# [RAW RECORDS]

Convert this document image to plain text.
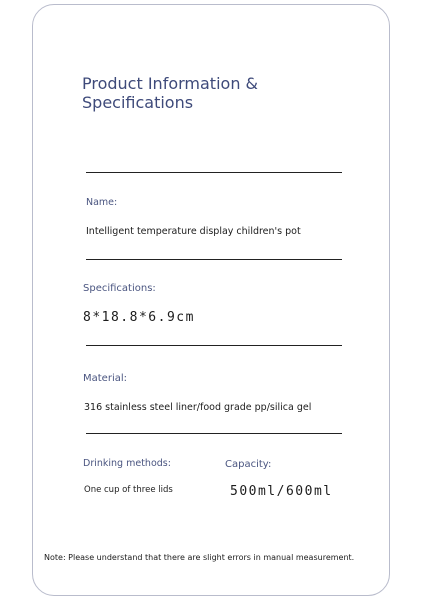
Product Information &
Specifications
Name:
Intelligent temperature display children's pot
Specifications:
8*18.8*6.9cm
Material:
316 stainless steel liner/food grade pp/silica gel
Drinking methods:
One cup of three lids
Capacity:
500ml/600ml
Note: Please understand that there are slight errors in manual measurement.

# [WHAT YOU ARE ASKED TO DO]
Exact duplication of all the records is required; pictures are omitted from the copy.

# [SOLUTION TO THE EXERCISE]
Convert this document image to plain text.
Product Information &
Specifications
Name:
Intelligent temperature display children's pot
Specifications:
8*18.8*6.9cm
Material:
316 stainless steel liner/food grade pp/silica gel
Drinking methods:
One cup of three lids
Capacity:
500ml/600ml
Note: Please understand that there are slight errors in manual measurement.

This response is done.